Extrait fourni ::
"""

Il existe des cas extrêmes où le charbon est si rare que certaines familles utilisent des portes, des fenêtres ou du plastique comme combustibles improvisés, s'exposant à la fumée toxique. À Granma, face à l'épuisement du charbon, le gouvernement provincial a distribué du bois de chauffage pour que les gens puissent cuisiner.
La nécessité pousse également à l'invention culinaire : des plats minimalistes, avec des ingrédients rares ou de mauvaise qualité, juste pour ne pas manquer d'un peu de chaleur sur la table. Ce n'est pas une option créative ou culturelle, mais une stratégie quotidienne de survie.
Ce contraste —entre le luxe démesuré de ceux qui n'ont jamais manqué de rien et l'ingéniosité brutale de ceux qui survivent grâce au bois de chauffage et aux coupures de courant— révèle non seulement un fossé social, mais aussi un affront empreint de mauvais goût.

"""

Détails de l'exercice :: D'après l'extrait fourni, qu'a distribué le gouvernement provincial de Granma face à l'épuisement du charbon ?

Données enregistrées ::
"""

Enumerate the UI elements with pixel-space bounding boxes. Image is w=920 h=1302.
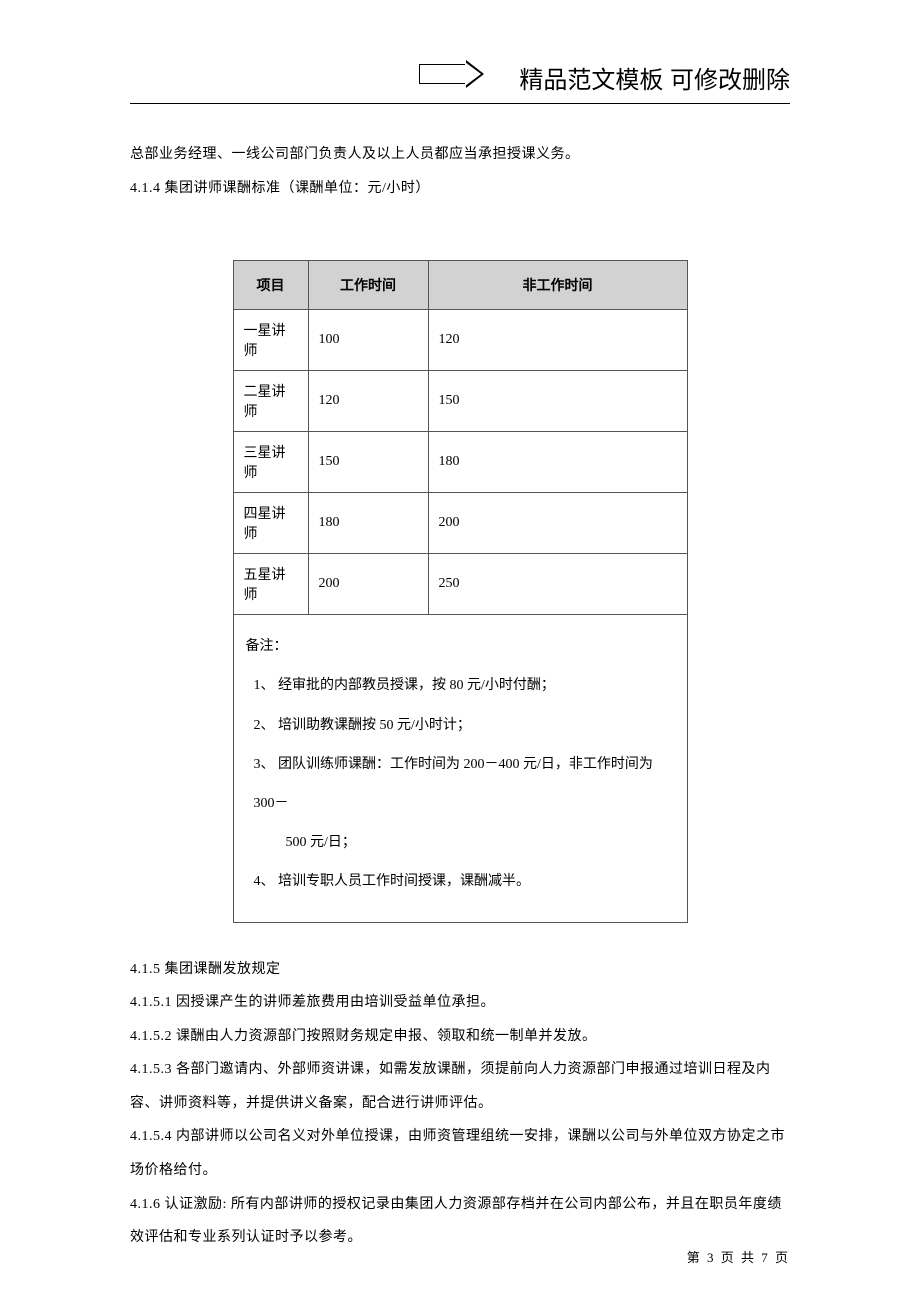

"""

Réponse correcte :: Du bois de chauffage, pour que les gens puissent cuisiner.